▸ **Work to do**:
Output every line below exactly.

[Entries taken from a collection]

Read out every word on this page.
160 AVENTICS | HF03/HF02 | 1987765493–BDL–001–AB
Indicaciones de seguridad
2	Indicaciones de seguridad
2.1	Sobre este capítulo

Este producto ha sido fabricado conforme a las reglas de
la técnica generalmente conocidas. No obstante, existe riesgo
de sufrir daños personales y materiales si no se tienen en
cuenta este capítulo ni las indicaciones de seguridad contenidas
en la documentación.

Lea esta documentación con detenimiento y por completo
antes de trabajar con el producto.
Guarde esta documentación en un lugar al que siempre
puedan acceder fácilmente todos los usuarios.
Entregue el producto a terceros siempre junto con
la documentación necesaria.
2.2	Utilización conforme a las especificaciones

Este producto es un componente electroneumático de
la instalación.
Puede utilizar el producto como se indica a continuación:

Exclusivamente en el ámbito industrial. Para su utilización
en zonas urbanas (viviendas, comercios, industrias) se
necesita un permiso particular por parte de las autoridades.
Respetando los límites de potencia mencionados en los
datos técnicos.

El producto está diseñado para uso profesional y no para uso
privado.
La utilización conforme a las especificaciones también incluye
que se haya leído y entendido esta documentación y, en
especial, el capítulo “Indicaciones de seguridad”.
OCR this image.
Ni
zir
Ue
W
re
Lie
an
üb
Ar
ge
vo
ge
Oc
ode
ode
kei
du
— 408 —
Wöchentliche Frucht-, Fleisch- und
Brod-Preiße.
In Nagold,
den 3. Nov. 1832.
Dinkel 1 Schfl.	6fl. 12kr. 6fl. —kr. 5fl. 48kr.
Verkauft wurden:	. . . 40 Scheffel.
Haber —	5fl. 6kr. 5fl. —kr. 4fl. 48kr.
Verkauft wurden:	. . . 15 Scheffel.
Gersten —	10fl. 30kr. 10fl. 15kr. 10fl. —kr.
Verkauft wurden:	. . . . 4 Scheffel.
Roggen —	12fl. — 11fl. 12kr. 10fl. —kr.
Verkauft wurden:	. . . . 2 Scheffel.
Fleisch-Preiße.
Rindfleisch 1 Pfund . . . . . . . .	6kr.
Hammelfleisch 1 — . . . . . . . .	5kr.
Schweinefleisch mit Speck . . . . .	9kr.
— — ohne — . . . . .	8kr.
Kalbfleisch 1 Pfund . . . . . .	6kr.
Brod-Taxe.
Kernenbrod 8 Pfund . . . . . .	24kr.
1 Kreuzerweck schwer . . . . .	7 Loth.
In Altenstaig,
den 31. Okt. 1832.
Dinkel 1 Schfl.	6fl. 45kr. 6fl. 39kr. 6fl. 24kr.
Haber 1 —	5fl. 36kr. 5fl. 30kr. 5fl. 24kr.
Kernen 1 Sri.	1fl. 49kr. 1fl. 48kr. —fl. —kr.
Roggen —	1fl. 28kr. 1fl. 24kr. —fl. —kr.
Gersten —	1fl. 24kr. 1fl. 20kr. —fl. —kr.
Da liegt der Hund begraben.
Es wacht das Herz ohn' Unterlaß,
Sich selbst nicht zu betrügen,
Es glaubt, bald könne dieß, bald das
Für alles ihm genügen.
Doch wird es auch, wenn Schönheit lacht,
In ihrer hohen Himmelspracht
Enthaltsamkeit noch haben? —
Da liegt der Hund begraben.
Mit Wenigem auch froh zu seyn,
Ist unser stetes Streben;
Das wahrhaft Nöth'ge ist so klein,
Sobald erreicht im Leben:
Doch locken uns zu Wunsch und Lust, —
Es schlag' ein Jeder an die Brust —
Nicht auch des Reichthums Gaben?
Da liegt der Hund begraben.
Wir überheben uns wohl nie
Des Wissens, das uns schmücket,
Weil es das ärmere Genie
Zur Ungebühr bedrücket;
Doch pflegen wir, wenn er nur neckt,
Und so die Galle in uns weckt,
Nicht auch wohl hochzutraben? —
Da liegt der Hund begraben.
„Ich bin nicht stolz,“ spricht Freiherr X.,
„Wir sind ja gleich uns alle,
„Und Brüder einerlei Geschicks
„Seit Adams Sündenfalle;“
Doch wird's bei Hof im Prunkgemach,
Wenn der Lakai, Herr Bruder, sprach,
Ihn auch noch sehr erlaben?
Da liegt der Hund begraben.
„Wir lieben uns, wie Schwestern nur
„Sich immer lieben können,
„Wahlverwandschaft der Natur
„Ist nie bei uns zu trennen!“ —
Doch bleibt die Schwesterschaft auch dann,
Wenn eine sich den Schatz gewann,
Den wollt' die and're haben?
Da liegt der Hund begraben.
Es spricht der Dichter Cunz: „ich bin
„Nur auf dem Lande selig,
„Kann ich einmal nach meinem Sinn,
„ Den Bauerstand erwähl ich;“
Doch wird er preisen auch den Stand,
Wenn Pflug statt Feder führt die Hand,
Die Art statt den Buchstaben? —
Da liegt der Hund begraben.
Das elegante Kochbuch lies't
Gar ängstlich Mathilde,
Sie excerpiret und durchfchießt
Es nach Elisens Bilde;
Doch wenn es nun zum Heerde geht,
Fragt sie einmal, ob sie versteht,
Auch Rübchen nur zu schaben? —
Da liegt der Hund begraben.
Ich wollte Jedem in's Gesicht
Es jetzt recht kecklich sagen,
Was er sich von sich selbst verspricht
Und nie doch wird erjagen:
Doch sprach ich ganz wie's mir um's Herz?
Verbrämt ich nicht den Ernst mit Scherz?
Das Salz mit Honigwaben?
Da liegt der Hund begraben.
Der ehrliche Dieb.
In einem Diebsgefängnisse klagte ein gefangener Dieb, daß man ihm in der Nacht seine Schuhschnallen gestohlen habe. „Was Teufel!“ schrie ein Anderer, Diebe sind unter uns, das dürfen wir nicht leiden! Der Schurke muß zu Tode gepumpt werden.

▸ **Finished exercise**:
Read out every word on this page.
160 AVENTICS | HF03/HF02 | 1987765493–BDL–001–AB
Indicaciones de seguridad
2	Indicaciones de seguridad
2.1	Sobre este capítulo

Este producto ha sido fabricado conforme a las reglas de
la técnica generalmente conocidas. No obstante, existe riesgo
de sufrir daños personales y materiales si no se tienen en
cuenta este capítulo ni las indicaciones de seguridad contenidas
en la documentación.

Lea esta documentación con detenimiento y por completo
antes de trabajar con el producto.
Guarde esta documentación en un lugar al que siempre
puedan acceder fácilmente todos los usuarios.
Entregue el producto a terceros siempre junto con
la documentación necesaria.
2.2	Utilización conforme a las especificaciones

Este producto es un componente electroneumático de
la instalación.
Puede utilizar el producto como se indica a continuación:

Exclusivamente en el ámbito industrial. Para su utilización
en zonas urbanas (viviendas, comercios, industrias) se
necesita un permiso particular por parte de las autoridades.
Respetando los límites de potencia mencionados en los
datos técnicos.

El producto está diseñado para uso profesional y no para uso
privado.
La utilización conforme a las especificaciones también incluye
que se haya leído y entendido esta documentación y, en
especial, el capítulo “Indicaciones de seguridad”.
OCR this image.
Ni
zir
Ue
W
re
Lie
an
üb
Ar
ge
vo
ge
Oc
ode
ode
kei
du
— 408 —
Wöchentliche Frucht-, Fleisch- und
Brod-Preiße.
In Nagold,
den 3. Nov. 1832.
Dinkel 1 Schfl.	6fl. 12kr. 6fl. —kr. 5fl. 48kr.
Verkauft wurden:	. . . 40 Scheffel.
Haber —	5fl. 6kr. 5fl. —kr. 4fl. 48kr.
Verkauft wurden:	. . . 15 Scheffel.
Gersten —	10fl. 30kr. 10fl. 15kr. 10fl. —kr.
Verkauft wurden:	. . . . 4 Scheffel.
Roggen —	12fl. — 11fl. 12kr. 10fl. —kr.
Verkauft wurden:	. . . . 2 Scheffel.
Fleisch-Preiße.
Rindfleisch 1 Pfund . . . . . . . .	6kr.
Hammelfleisch 1 — . . . . . . . .	5kr.
Schweinefleisch mit Speck . . . . .	9kr.
— — ohne — . . . . .	8kr.
Kalbfleisch 1 Pfund . . . . . .	6kr.
Brod-Taxe.
Kernenbrod 8 Pfund . . . . . .	24kr.
1 Kreuzerweck schwer . . . . .	7 Loth.
In Altenstaig,
den 31. Okt. 1832.
Dinkel 1 Schfl.	6fl. 45kr. 6fl. 39kr. 6fl. 24kr.
Haber 1 —	5fl. 36kr. 5fl. 30kr. 5fl. 24kr.
Kernen 1 Sri.	1fl. 49kr. 1fl. 48kr. —fl. —kr.
Roggen —	1fl. 28kr. 1fl. 24kr. —fl. —kr.
Gersten —	1fl. 24kr. 1fl. 20kr. —fl. —kr.
Da liegt der Hund begraben.
Es wacht das Herz ohn' Unterlaß,
Sich selbst nicht zu betrügen,
Es glaubt, bald könne dieß, bald das
Für alles ihm genügen.
Doch wird es auch, wenn Schönheit lacht,
In ihrer hohen Himmelspracht
Enthaltsamkeit noch haben? —
Da liegt der Hund begraben.
Mit Wenigem auch froh zu seyn,
Ist unser stetes Streben;
Das wahrhaft Nöth'ge ist so klein,
Sobald erreicht im Leben:
Doch locken uns zu Wunsch und Lust, —
Es schlag' ein Jeder an die Brust —
Nicht auch des Reichthums Gaben?
Da liegt der Hund begraben.
Wir überheben uns wohl nie
Des Wissens, das uns schmücket,
Weil es das ärmere Genie
Zur Ungebühr bedrücket;
Doch pflegen wir, wenn er nur neckt,
Und so die Galle in uns weckt,
Nicht auch wohl hochzutraben? —
Da liegt der Hund begraben.
„Ich bin nicht stolz,“ spricht Freiherr X.,
„Wir sind ja gleich uns alle,
„Und Brüder einerlei Geschicks
„Seit Adams Sündenfalle;“
Doch wird's bei Hof im Prunkgemach,
Wenn der Lakai, Herr Bruder, sprach,
Ihn auch noch sehr erlaben?
Da liegt der Hund begraben.
„Wir lieben uns, wie Schwestern nur
„Sich immer lieben können,
„Wahlverwandschaft der Natur
„Ist nie bei uns zu trennen!“ —
Doch bleibt die Schwesterschaft auch dann,
Wenn eine sich den Schatz gewann,
Den wollt' die and're haben?
Da liegt der Hund begraben.
Es spricht der Dichter Cunz: „ich bin
„Nur auf dem Lande selig,
„Kann ich einmal nach meinem Sinn,
„ Den Bauerstand erwähl ich;“
Doch wird er preisen auch den Stand,
Wenn Pflug statt Feder führt die Hand,
Die Art statt den Buchstaben? —
Da liegt der Hund begraben.
Das elegante Kochbuch lies't
Gar ängstlich Mathilde,
Sie excerpiret und durchfchießt
Es nach Elisens Bilde;
Doch wenn es nun zum Heerde geht,
Fragt sie einmal, ob sie versteht,
Auch Rübchen nur zu schaben? —
Da liegt der Hund begraben.
Ich wollte Jedem in's Gesicht
Es jetzt recht kecklich sagen,
Was er sich von sich selbst verspricht
Und nie doch wird erjagen:
Doch sprach ich ganz wie's mir um's Herz?
Verbrämt ich nicht den Ernst mit Scherz?
Das Salz mit Honigwaben?
Da liegt der Hund begraben.
Der ehrliche Dieb.
In einem Diebsgefängnisse klagte ein gefangener Dieb, daß man ihm in der Nacht seine Schuhschnallen gestohlen habe. „Was Teufel!“ schrie ein Anderer, Diebe sind unter uns, das dürfen wir nicht leiden! Der Schurke muß zu Tode gepumpt werden.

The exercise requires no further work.